Data for this task
○ ○ ○ ○

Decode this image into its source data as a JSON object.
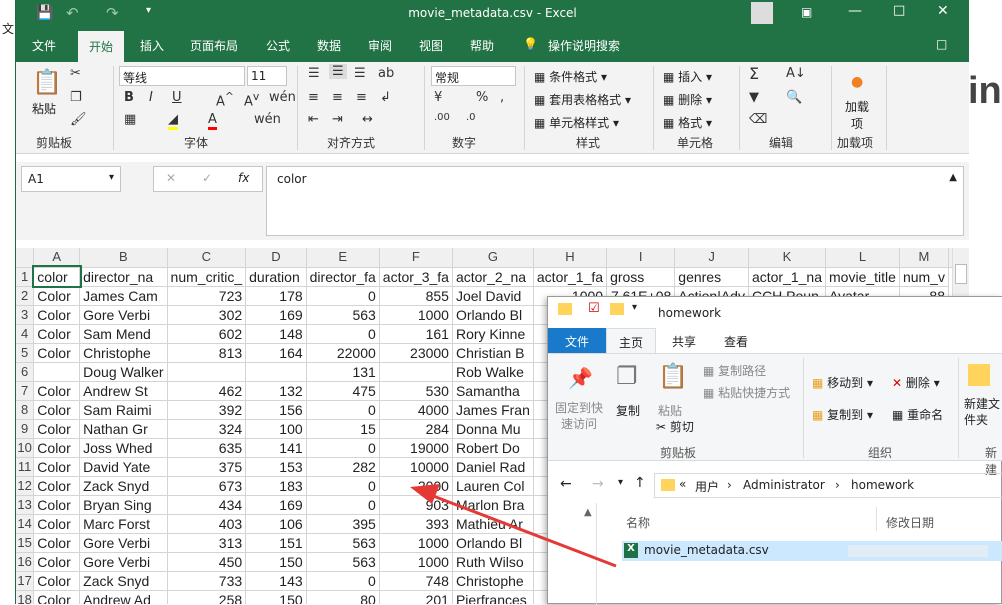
{
  "background": {
    "left_char": "文",
    "right_text": "ing"
  },
  "excel": {
    "title": "movie_metadata.csv  -  Excel",
    "tabs": [
      "文件",
      "开始",
      "插入",
      "页面布局",
      "公式",
      "数据",
      "审阅",
      "视图",
      "帮助"
    ],
    "tell_me": "操作说明搜索",
    "ribbon": {
      "paste": "粘贴",
      "clipboard": "剪贴板",
      "font_name": "等线",
      "font_size": "11",
      "font_group": "字体",
      "align_group": "对齐方式",
      "number_format": "常规",
      "number_group": "数字",
      "cond_format": "条件格式",
      "table_format": "套用表格格式",
      "cell_style": "单元格样式",
      "styles_group": "样式",
      "insert": "插入",
      "delete": "删除",
      "format": "格式",
      "cells_group": "单元格",
      "edit_group": "编辑",
      "addin": "加载项",
      "addin_group": "加载项"
    },
    "name_box": "A1",
    "formula": "color",
    "columns": [
      "A",
      "B",
      "C",
      "D",
      "E",
      "F",
      "G",
      "H",
      "I",
      "J",
      "K",
      "L",
      "M"
    ],
    "rows": [
      [
        "1",
        "color",
        "director_na",
        "num_critic_",
        "duration",
        "director_fa",
        "actor_3_fa",
        "actor_2_na",
        "actor_1_fa",
        "gross",
        "genres",
        "actor_1_na",
        "movie_title",
        "num_v"
      ],
      [
        "2",
        "Color",
        "James Cam",
        "723",
        "178",
        "0",
        "855",
        "Joel David",
        "1000",
        "7.61E+08",
        "Action|Adv",
        "CCH Poun",
        "Avatar",
        "88"
      ],
      [
        "3",
        "Color",
        "Gore Verbi",
        "302",
        "169",
        "563",
        "1000",
        "Orlando Bl",
        "",
        "",
        "",
        "",
        "",
        ""
      ],
      [
        "4",
        "Color",
        "Sam Mend",
        "602",
        "148",
        "0",
        "161",
        "Rory Kinne",
        "",
        "",
        "",
        "",
        "",
        ""
      ],
      [
        "5",
        "Color",
        "Christophe",
        "813",
        "164",
        "22000",
        "23000",
        "Christian B",
        "",
        "",
        "",
        "",
        "",
        ""
      ],
      [
        "6",
        "",
        "Doug Walker",
        "",
        "",
        "131",
        "",
        "Rob Walke",
        "",
        "",
        "",
        "",
        "",
        ""
      ],
      [
        "7",
        "Color",
        "Andrew St",
        "462",
        "132",
        "475",
        "530",
        "Samantha",
        "",
        "",
        "",
        "",
        "",
        ""
      ],
      [
        "8",
        "Color",
        "Sam Raimi",
        "392",
        "156",
        "0",
        "4000",
        "James Fran",
        "",
        "",
        "",
        "",
        "",
        ""
      ],
      [
        "9",
        "Color",
        "Nathan Gr",
        "324",
        "100",
        "15",
        "284",
        "Donna Mu",
        "",
        "",
        "",
        "",
        "",
        ""
      ],
      [
        "10",
        "Color",
        "Joss Whed",
        "635",
        "141",
        "0",
        "19000",
        "Robert Do",
        "",
        "",
        "",
        "",
        "",
        ""
      ],
      [
        "11",
        "Color",
        "David Yate",
        "375",
        "153",
        "282",
        "10000",
        "Daniel Rad",
        "",
        "",
        "",
        "",
        "",
        ""
      ],
      [
        "12",
        "Color",
        "Zack Snyd",
        "673",
        "183",
        "0",
        "2000",
        "Lauren Col",
        "",
        "",
        "",
        "",
        "",
        ""
      ],
      [
        "13",
        "Color",
        "Bryan Sing",
        "434",
        "169",
        "0",
        "903",
        "Marlon Bra",
        "",
        "",
        "",
        "",
        "",
        ""
      ],
      [
        "14",
        "Color",
        "Marc Forst",
        "403",
        "106",
        "395",
        "393",
        "Mathieu Ar",
        "",
        "",
        "",
        "",
        "",
        ""
      ],
      [
        "15",
        "Color",
        "Gore Verbi",
        "313",
        "151",
        "563",
        "1000",
        "Orlando Bl",
        "",
        "",
        "",
        "",
        "",
        ""
      ],
      [
        "16",
        "Color",
        "Gore Verbi",
        "450",
        "150",
        "563",
        "1000",
        "Ruth Wilso",
        "",
        "",
        "",
        "",
        "",
        ""
      ],
      [
        "17",
        "Color",
        "Zack Snyd",
        "733",
        "143",
        "0",
        "748",
        "Christophe",
        "",
        "",
        "",
        "",
        "",
        ""
      ],
      [
        "18",
        "Color",
        "Andrew Ad",
        "258",
        "150",
        "80",
        "201",
        "Pierfrances",
        "",
        "",
        "",
        "",
        "",
        ""
      ]
    ]
  },
  "explorer": {
    "title": "homework",
    "tabs": [
      "文件",
      "主页",
      "共享",
      "查看"
    ],
    "ribbon": {
      "pin": "固定到快速访问",
      "copy": "复制",
      "paste": "粘贴",
      "copy_path": "复制路径",
      "paste_shortcut": "粘贴快捷方式",
      "cut": "剪切",
      "clipboard": "剪贴板",
      "move_to": "移动到",
      "copy_to": "复制到",
      "delete": "删除",
      "rename": "重命名",
      "organize": "组织",
      "new_folder": "新建文件夹",
      "new_group": "新建"
    },
    "path": [
      "用户",
      "Administrator",
      "homework"
    ],
    "col_name": "名称",
    "col_date": "修改日期",
    "file": "movie_metadata.csv"
  }
}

○ ○ ○ ○

Given request
Can you retype every record above exactly, leaving out the pictures?

Response below
Decode this image into its source data as a JSON object.
{
  "background": {
    "left_char": "文",
    "right_text": "ing"
  },
  "excel": {
    "title": "movie_metadata.csv  -  Excel",
    "tabs": [
      "文件",
      "开始",
      "插入",
      "页面布局",
      "公式",
      "数据",
      "审阅",
      "视图",
      "帮助"
    ],
    "tell_me": "操作说明搜索",
    "ribbon": {
      "paste": "粘贴",
      "clipboard": "剪贴板",
      "font_name": "等线",
      "font_size": "11",
      "font_group": "字体",
      "align_group": "对齐方式",
      "number_format": "常规",
      "number_group": "数字",
      "cond_format": "条件格式",
      "table_format": "套用表格格式",
      "cell_style": "单元格样式",
      "styles_group": "样式",
      "insert": "插入",
      "delete": "删除",
      "format": "格式",
      "cells_group": "单元格",
      "edit_group": "编辑",
      "addin": "加载项",
      "addin_group": "加载项"
    },
    "name_box": "A1",
    "formula": "color",
    "columns": [
      "A",
      "B",
      "C",
      "D",
      "E",
      "F",
      "G",
      "H",
      "I",
      "J",
      "K",
      "L",
      "M"
    ],
    "rows": [
      [
        "1",
        "color",
        "director_na",
        "num_critic_",
        "duration",
        "director_fa",
        "actor_3_fa",
        "actor_2_na",
        "actor_1_fa",
        "gross",
        "genres",
        "actor_1_na",
        "movie_title",
        "num_v"
      ],
      [
        "2",
        "Color",
        "James Cam",
        "723",
        "178",
        "0",
        "855",
        "Joel David",
        "1000",
        "7.61E+08",
        "Action|Adv",
        "CCH Poun",
        "Avatar",
        "88"
      ],
      [
        "3",
        "Color",
        "Gore Verbi",
        "302",
        "169",
        "563",
        "1000",
        "Orlando Bl",
        "",
        "",
        "",
        "",
        "",
        ""
      ],
      [
        "4",
        "Color",
        "Sam Mend",
        "602",
        "148",
        "0",
        "161",
        "Rory Kinne",
        "",
        "",
        "",
        "",
        "",
        ""
      ],
      [
        "5",
        "Color",
        "Christophe",
        "813",
        "164",
        "22000",
        "23000",
        "Christian B",
        "",
        "",
        "",
        "",
        "",
        ""
      ],
      [
        "6",
        "",
        "Doug Walker",
        "",
        "",
        "131",
        "",
        "Rob Walke",
        "",
        "",
        "",
        "",
        "",
        ""
      ],
      [
        "7",
        "Color",
        "Andrew St",
        "462",
        "132",
        "475",
        "530",
        "Samantha",
        "",
        "",
        "",
        "",
        "",
        ""
      ],
      [
        "8",
        "Color",
        "Sam Raimi",
        "392",
        "156",
        "0",
        "4000",
        "James Fran",
        "",
        "",
        "",
        "",
        "",
        ""
      ],
      [
        "9",
        "Color",
        "Nathan Gr",
        "324",
        "100",
        "15",
        "284",
        "Donna Mu",
        "",
        "",
        "",
        "",
        "",
        ""
      ],
      [
        "10",
        "Color",
        "Joss Whed",
        "635",
        "141",
        "0",
        "19000",
        "Robert Do",
        "",
        "",
        "",
        "",
        "",
        ""
      ],
      [
        "11",
        "Color",
        "David Yate",
        "375",
        "153",
        "282",
        "10000",
        "Daniel Rad",
        "",
        "",
        "",
        "",
        "",
        ""
      ],
      [
        "12",
        "Color",
        "Zack Snyd",
        "673",
        "183",
        "0",
        "2000",
        "Lauren Col",
        "",
        "",
        "",
        "",
        "",
        ""
      ],
      [
        "13",
        "Color",
        "Bryan Sing",
        "434",
        "169",
        "0",
        "903",
        "Marlon Bra",
        "",
        "",
        "",
        "",
        "",
        ""
      ],
      [
        "14",
        "Color",
        "Marc Forst",
        "403",
        "106",
        "395",
        "393",
        "Mathieu Ar",
        "",
        "",
        "",
        "",
        "",
        ""
      ],
      [
        "15",
        "Color",
        "Gore Verbi",
        "313",
        "151",
        "563",
        "1000",
        "Orlando Bl",
        "",
        "",
        "",
        "",
        "",
        ""
      ],
      [
        "16",
        "Color",
        "Gore Verbi",
        "450",
        "150",
        "563",
        "1000",
        "Ruth Wilso",
        "",
        "",
        "",
        "",
        "",
        ""
      ],
      [
        "17",
        "Color",
        "Zack Snyd",
        "733",
        "143",
        "0",
        "748",
        "Christophe",
        "",
        "",
        "",
        "",
        "",
        ""
      ],
      [
        "18",
        "Color",
        "Andrew Ad",
        "258",
        "150",
        "80",
        "201",
        "Pierfrances",
        "",
        "",
        "",
        "",
        "",
        ""
      ]
    ]
  },
  "explorer": {
    "title": "homework",
    "tabs": [
      "文件",
      "主页",
      "共享",
      "查看"
    ],
    "ribbon": {
      "pin": "固定到快速访问",
      "copy": "复制",
      "paste": "粘贴",
      "copy_path": "复制路径",
      "paste_shortcut": "粘贴快捷方式",
      "cut": "剪切",
      "clipboard": "剪贴板",
      "move_to": "移动到",
      "copy_to": "复制到",
      "delete": "删除",
      "rename": "重命名",
      "organize": "组织",
      "new_folder": "新建文件夹",
      "new_group": "新建"
    },
    "path": [
      "用户",
      "Administrator",
      "homework"
    ],
    "col_name": "名称",
    "col_date": "修改日期",
    "file": "movie_metadata.csv"
  }
}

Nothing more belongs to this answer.